What to work on: Within the material below, find each line bearing the word "watermark" and present it.

— start of Dataset extract —

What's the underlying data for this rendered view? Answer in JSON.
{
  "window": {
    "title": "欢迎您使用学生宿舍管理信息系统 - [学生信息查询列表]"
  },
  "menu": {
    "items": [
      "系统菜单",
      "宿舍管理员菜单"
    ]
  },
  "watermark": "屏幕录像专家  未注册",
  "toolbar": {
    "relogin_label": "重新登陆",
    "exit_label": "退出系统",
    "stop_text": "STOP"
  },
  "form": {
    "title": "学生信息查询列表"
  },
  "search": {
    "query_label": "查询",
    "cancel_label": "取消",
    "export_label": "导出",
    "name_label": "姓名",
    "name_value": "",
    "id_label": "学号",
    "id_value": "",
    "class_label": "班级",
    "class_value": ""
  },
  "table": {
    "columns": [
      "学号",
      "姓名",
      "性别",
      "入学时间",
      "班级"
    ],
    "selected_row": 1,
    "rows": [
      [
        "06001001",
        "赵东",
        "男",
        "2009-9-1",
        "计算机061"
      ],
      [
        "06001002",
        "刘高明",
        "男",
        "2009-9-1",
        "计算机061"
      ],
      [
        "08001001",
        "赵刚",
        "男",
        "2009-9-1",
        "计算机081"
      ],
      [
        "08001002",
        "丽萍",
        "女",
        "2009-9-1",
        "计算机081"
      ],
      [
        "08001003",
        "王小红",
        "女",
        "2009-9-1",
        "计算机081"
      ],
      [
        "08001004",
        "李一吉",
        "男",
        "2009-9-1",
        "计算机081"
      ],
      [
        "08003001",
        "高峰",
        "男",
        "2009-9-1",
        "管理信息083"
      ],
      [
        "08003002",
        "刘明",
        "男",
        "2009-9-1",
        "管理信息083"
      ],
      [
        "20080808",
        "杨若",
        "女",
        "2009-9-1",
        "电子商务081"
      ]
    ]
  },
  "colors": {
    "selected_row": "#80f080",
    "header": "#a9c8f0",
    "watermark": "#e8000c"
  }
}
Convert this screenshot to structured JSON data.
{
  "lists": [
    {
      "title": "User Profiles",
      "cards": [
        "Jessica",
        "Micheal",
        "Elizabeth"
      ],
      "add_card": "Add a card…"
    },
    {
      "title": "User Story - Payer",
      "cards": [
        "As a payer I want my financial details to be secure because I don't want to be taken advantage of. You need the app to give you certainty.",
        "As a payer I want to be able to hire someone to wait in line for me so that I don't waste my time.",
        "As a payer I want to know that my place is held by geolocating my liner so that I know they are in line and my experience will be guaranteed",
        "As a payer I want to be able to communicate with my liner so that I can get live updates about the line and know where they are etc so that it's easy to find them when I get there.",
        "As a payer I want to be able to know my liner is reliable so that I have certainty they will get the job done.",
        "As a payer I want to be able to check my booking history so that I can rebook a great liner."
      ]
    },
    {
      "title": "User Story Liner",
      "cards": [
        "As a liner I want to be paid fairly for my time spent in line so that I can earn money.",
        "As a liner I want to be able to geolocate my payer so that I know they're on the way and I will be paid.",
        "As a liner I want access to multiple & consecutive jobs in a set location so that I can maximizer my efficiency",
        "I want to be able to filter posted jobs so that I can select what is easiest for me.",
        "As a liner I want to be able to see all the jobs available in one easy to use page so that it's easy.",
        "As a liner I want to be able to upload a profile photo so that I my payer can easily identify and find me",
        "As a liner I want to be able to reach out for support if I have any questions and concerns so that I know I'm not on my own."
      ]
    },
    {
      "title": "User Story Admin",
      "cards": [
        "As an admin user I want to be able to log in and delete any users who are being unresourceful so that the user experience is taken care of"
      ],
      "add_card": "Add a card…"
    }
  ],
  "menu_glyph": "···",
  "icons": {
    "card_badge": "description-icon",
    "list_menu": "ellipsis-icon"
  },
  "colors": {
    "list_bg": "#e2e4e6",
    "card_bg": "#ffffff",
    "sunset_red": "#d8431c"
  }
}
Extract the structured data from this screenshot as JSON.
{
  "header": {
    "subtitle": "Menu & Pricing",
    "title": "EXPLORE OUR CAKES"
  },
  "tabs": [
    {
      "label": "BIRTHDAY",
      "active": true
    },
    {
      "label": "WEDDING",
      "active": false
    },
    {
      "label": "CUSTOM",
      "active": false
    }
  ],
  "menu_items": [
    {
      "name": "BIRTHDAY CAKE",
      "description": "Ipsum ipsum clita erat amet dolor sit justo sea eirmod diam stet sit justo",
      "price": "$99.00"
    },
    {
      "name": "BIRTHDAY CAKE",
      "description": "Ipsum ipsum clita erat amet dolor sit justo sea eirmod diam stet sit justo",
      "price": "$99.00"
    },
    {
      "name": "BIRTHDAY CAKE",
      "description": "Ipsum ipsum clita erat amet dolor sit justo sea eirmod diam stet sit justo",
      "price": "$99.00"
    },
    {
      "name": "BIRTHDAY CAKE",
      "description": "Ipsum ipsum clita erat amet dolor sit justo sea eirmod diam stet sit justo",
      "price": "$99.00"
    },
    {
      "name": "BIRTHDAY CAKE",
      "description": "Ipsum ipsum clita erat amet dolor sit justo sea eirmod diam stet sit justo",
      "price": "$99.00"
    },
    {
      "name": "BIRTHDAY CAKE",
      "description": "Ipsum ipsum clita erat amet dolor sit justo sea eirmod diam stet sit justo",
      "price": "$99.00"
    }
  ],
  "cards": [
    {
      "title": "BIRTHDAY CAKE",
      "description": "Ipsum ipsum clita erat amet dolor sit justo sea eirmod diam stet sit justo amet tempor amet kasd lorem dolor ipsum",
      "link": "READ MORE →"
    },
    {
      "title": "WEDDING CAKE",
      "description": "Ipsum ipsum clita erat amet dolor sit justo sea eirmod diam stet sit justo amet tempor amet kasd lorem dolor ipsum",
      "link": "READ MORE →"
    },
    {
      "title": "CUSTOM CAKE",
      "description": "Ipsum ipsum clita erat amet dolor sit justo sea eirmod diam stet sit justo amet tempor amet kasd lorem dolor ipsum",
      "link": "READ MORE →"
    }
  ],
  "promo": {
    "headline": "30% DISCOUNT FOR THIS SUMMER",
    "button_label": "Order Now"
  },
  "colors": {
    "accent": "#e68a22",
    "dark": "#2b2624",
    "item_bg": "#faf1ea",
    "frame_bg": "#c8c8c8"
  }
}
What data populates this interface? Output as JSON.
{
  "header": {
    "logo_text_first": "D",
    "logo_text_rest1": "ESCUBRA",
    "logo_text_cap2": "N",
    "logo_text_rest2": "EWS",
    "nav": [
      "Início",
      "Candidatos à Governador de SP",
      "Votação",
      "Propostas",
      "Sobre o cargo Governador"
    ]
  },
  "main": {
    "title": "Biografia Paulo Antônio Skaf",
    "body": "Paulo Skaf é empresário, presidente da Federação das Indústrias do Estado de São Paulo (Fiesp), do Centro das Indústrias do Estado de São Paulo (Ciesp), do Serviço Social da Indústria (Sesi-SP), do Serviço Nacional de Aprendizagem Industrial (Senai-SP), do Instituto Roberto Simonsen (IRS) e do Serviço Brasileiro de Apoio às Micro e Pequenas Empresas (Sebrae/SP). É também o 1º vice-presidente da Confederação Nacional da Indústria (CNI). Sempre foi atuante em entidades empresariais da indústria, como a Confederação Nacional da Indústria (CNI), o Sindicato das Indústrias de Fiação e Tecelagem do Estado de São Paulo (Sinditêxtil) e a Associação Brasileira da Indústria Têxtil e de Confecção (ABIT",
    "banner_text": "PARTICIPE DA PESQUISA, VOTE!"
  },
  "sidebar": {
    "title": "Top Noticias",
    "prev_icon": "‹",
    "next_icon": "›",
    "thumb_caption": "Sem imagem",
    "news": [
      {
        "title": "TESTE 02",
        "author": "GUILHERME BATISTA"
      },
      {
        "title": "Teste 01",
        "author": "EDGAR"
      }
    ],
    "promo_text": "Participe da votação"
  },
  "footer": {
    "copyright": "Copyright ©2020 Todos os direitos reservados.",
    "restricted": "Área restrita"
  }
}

— end of Dataset extract —

Solved problem:
  "watermark": "屏幕录像专家  未注册",
    "watermark": "#e8000c"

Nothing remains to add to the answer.